Repeat the material exactly, leaving nothing out.

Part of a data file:
————

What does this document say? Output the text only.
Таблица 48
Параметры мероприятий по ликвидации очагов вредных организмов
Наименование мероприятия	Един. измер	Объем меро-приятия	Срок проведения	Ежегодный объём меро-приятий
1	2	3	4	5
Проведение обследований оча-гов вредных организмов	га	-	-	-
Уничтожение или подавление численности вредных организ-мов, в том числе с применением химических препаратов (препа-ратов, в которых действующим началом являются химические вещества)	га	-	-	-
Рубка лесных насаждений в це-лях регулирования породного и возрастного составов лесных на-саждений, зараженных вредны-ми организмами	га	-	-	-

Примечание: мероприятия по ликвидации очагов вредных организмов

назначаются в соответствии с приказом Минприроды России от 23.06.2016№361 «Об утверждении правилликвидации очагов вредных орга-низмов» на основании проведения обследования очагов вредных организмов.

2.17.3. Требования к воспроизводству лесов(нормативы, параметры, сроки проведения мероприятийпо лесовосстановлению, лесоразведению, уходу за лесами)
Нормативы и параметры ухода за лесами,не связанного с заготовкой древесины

————

• **THE RESULT**:
What does this document say? Output the text only.
Таблица 48
Параметры мероприятий по ликвидации очагов вредных организмов
Наименование мероприятия	Един. измер	Объем меро-приятия	Срок проведения	Ежегодный объём меро-приятий
1	2	3	4	5
Проведение обследований оча-гов вредных организмов	га	-	-	-
Уничтожение или подавление численности вредных организ-мов, в том числе с применением химических препаратов (препа-ратов, в которых действующим началом являются химические вещества)	га	-	-	-
Рубка лесных насаждений в це-лях регулирования породного и возрастного составов лесных на-саждений, зараженных вредны-ми организмами	га	-	-	-

Примечание: мероприятия по ликвидации очагов вредных организмов

назначаются в соответствии с приказом Минприроды России от 23.06.2016№361 «Об утверждении правилликвидации очагов вредных орга-низмов» на основании проведения обследования очагов вредных организмов.

2.17.3. Требования к воспроизводству лесов(нормативы, параметры, сроки проведения мероприятийпо лесовосстановлению, лесоразведению, уходу за лесами)
Нормативы и параметры ухода за лесами,не связанного с заготовкой древесины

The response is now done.